▸ EXERCISE PROMPT: Your task is to copy every line of this material exactly.

Recorded data
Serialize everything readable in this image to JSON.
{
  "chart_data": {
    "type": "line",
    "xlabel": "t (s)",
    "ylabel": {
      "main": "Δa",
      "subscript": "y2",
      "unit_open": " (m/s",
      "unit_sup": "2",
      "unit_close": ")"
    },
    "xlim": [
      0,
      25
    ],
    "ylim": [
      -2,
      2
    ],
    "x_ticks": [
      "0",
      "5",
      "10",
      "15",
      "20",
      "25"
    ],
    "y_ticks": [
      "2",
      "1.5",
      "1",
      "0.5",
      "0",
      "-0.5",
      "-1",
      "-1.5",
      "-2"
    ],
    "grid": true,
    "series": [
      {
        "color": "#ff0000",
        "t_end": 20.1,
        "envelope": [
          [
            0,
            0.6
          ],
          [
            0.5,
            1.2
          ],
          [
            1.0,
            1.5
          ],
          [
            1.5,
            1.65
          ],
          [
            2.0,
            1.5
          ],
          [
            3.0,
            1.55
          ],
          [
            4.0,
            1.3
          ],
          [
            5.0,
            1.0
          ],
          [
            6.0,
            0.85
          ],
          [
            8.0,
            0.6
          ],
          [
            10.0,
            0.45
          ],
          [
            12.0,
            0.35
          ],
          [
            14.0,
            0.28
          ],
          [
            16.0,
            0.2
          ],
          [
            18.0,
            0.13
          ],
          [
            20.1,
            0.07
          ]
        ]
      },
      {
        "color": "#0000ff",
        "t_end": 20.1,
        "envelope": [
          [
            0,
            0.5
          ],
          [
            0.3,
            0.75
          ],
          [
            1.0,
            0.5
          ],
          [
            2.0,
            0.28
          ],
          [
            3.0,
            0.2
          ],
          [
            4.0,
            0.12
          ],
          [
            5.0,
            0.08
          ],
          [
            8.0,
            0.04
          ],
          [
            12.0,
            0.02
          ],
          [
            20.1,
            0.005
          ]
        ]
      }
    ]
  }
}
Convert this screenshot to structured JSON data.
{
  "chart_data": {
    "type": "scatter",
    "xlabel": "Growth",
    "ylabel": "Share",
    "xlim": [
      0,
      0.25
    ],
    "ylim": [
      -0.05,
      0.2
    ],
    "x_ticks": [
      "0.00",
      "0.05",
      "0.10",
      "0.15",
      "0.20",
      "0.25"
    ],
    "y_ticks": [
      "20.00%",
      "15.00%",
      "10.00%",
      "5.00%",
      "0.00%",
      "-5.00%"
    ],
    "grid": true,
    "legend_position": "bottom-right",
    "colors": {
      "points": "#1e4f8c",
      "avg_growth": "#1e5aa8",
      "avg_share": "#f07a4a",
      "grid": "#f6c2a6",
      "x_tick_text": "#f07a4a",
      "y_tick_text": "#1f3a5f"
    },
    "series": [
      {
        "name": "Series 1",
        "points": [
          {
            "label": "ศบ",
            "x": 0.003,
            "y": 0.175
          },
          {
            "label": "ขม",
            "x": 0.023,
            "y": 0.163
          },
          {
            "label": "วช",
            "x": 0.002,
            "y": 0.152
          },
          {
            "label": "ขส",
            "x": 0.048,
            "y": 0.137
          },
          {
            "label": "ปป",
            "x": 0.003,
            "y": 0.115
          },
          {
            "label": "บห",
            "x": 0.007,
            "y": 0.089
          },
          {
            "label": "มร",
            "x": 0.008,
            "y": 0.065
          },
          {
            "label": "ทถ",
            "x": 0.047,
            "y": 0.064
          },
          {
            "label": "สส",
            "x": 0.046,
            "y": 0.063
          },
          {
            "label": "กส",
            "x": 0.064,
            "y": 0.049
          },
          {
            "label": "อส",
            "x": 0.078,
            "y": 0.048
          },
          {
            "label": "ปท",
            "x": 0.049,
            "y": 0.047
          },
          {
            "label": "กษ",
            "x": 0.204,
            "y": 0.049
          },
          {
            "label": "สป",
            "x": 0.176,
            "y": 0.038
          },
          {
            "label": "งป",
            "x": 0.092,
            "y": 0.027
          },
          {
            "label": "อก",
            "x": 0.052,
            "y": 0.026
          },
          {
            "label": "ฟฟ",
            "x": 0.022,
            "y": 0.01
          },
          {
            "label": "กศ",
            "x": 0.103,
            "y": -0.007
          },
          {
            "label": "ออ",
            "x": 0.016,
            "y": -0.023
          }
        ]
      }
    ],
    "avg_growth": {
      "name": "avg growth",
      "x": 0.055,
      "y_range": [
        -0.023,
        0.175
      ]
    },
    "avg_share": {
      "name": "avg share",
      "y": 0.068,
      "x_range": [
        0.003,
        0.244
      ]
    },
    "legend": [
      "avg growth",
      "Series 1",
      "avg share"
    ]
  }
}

▸ ANSWER TO THE TASK:
Serialize everything readable in this image to JSON.
{
  "chart_data": {
    "type": "line",
    "xlabel": "t (s)",
    "ylabel": {
      "main": "Δa",
      "subscript": "y2",
      "unit_open": " (m/s",
      "unit_sup": "2",
      "unit_close": ")"
    },
    "xlim": [
      0,
      25
    ],
    "ylim": [
      -2,
      2
    ],
    "x_ticks": [
      "0",
      "5",
      "10",
      "15",
      "20",
      "25"
    ],
    "y_ticks": [
      "2",
      "1.5",
      "1",
      "0.5",
      "0",
      "-0.5",
      "-1",
      "-1.5",
      "-2"
    ],
    "grid": true,
    "series": [
      {
        "color": "#ff0000",
        "t_end": 20.1,
        "envelope": [
          [
            0,
            0.6
          ],
          [
            0.5,
            1.2
          ],
          [
            1.0,
            1.5
          ],
          [
            1.5,
            1.65
          ],
          [
            2.0,
            1.5
          ],
          [
            3.0,
            1.55
          ],
          [
            4.0,
            1.3
          ],
          [
            5.0,
            1.0
          ],
          [
            6.0,
            0.85
          ],
          [
            8.0,
            0.6
          ],
          [
            10.0,
            0.45
          ],
          [
            12.0,
            0.35
          ],
          [
            14.0,
            0.28
          ],
          [
            16.0,
            0.2
          ],
          [
            18.0,
            0.13
          ],
          [
            20.1,
            0.07
          ]
        ]
      },
      {
        "color": "#0000ff",
        "t_end": 20.1,
        "envelope": [
          [
            0,
            0.5
          ],
          [
            0.3,
            0.75
          ],
          [
            1.0,
            0.5
          ],
          [
            2.0,
            0.28
          ],
          [
            3.0,
            0.2
          ],
          [
            4.0,
            0.12
          ],
          [
            5.0,
            0.08
          ],
          [
            8.0,
            0.04
          ],
          [
            12.0,
            0.02
          ],
          [
            20.1,
            0.005
          ]
        ]
      }
    ]
  }
}
Convert this screenshot to structured JSON data.
{
  "chart_data": {
    "type": "scatter",
    "xlabel": "Growth",
    "ylabel": "Share",
    "xlim": [
      0,
      0.25
    ],
    "ylim": [
      -0.05,
      0.2
    ],
    "x_ticks": [
      "0.00",
      "0.05",
      "0.10",
      "0.15",
      "0.20",
      "0.25"
    ],
    "y_ticks": [
      "20.00%",
      "15.00%",
      "10.00%",
      "5.00%",
      "0.00%",
      "-5.00%"
    ],
    "grid": true,
    "legend_position": "bottom-right",
    "colors": {
      "points": "#1e4f8c",
      "avg_growth": "#1e5aa8",
      "avg_share": "#f07a4a",
      "grid": "#f6c2a6",
      "x_tick_text": "#f07a4a",
      "y_tick_text": "#1f3a5f"
    },
    "series": [
      {
        "name": "Series 1",
        "points": [
          {
            "label": "ศบ",
            "x": 0.003,
            "y": 0.175
          },
          {
            "label": "ขม",
            "x": 0.023,
            "y": 0.163
          },
          {
            "label": "วช",
            "x": 0.002,
            "y": 0.152
          },
          {
            "label": "ขส",
            "x": 0.048,
            "y": 0.137
          },
          {
            "label": "ปป",
            "x": 0.003,
            "y": 0.115
          },
          {
            "label": "บห",
            "x": 0.007,
            "y": 0.089
          },
          {
            "label": "มร",
            "x": 0.008,
            "y": 0.065
          },
          {
            "label": "ทถ",
            "x": 0.047,
            "y": 0.064
          },
          {
            "label": "สส",
            "x": 0.046,
            "y": 0.063
          },
          {
            "label": "กส",
            "x": 0.064,
            "y": 0.049
          },
          {
            "label": "อส",
            "x": 0.078,
            "y": 0.048
          },
          {
            "label": "ปท",
            "x": 0.049,
            "y": 0.047
          },
          {
            "label": "กษ",
            "x": 0.204,
            "y": 0.049
          },
          {
            "label": "สป",
            "x": 0.176,
            "y": 0.038
          },
          {
            "label": "งป",
            "x": 0.092,
            "y": 0.027
          },
          {
            "label": "อก",
            "x": 0.052,
            "y": 0.026
          },
          {
            "label": "ฟฟ",
            "x": 0.022,
            "y": 0.01
          },
          {
            "label": "กศ",
            "x": 0.103,
            "y": -0.007
          },
          {
            "label": "ออ",
            "x": 0.016,
            "y": -0.023
          }
        ]
      }
    ],
    "avg_growth": {
      "name": "avg growth",
      "x": 0.055,
      "y_range": [
        -0.023,
        0.175
      ]
    },
    "avg_share": {
      "name": "avg share",
      "y": 0.068,
      "x_range": [
        0.003,
        0.244
      ]
    },
    "legend": [
      "avg growth",
      "Series 1",
      "avg share"
    ]
  }
}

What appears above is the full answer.